Instructions for the task
Each line of the material must be returned exactly.

Extracted data entries:
----------------

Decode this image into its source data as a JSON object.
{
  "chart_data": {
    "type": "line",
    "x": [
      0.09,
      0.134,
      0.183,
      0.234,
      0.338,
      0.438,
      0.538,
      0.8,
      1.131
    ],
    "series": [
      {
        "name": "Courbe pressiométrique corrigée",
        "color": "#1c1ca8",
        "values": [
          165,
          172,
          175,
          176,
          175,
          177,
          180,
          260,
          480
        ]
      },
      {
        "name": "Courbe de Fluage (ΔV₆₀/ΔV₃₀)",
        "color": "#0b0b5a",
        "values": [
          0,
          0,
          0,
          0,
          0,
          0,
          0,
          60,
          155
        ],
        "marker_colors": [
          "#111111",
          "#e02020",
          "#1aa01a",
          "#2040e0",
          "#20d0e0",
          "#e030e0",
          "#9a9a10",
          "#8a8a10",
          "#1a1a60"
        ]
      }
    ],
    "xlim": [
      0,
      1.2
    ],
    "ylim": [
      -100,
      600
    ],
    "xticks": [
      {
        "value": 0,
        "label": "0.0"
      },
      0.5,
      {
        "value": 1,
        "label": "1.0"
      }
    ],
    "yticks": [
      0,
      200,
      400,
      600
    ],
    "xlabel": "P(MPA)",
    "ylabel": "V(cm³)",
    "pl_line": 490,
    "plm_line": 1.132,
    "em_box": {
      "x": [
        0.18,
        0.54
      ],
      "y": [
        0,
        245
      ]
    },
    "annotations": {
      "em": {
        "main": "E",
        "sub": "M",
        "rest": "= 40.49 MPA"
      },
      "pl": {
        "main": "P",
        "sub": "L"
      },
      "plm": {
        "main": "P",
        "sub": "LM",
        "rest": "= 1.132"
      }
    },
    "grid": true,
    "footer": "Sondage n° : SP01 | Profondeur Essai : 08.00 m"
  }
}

----------------

Exercise result
Decode this image into its source data as a JSON object.
{
  "chart_data": {
    "type": "line",
    "x": [
      0.09,
      0.134,
      0.183,
      0.234,
      0.338,
      0.438,
      0.538,
      0.8,
      1.131
    ],
    "series": [
      {
        "name": "Courbe pressiométrique corrigée",
        "color": "#1c1ca8",
        "values": [
          165,
          172,
          175,
          176,
          175,
          177,
          180,
          260,
          480
        ]
      },
      {
        "name": "Courbe de Fluage (ΔV₆₀/ΔV₃₀)",
        "color": "#0b0b5a",
        "values": [
          0,
          0,
          0,
          0,
          0,
          0,
          0,
          60,
          155
        ],
        "marker_colors": [
          "#111111",
          "#e02020",
          "#1aa01a",
          "#2040e0",
          "#20d0e0",
          "#e030e0",
          "#9a9a10",
          "#8a8a10",
          "#1a1a60"
        ]
      }
    ],
    "xlim": [
      0,
      1.2
    ],
    "ylim": [
      -100,
      600
    ],
    "xticks": [
      {
        "value": 0,
        "label": "0.0"
      },
      0.5,
      {
        "value": 1,
        "label": "1.0"
      }
    ],
    "yticks": [
      0,
      200,
      400,
      600
    ],
    "xlabel": "P(MPA)",
    "ylabel": "V(cm³)",
    "pl_line": 490,
    "plm_line": 1.132,
    "em_box": {
      "x": [
        0.18,
        0.54
      ],
      "y": [
        0,
        245
      ]
    },
    "annotations": {
      "em": {
        "main": "E",
        "sub": "M",
        "rest": "= 40.49 MPA"
      },
      "pl": {
        "main": "P",
        "sub": "L"
      },
      "plm": {
        "main": "P",
        "sub": "LM",
        "rest": "= 1.132"
      }
    },
    "grid": true,
    "footer": "Sondage n° : SP01 | Profondeur Essai : 08.00 m"
  }
}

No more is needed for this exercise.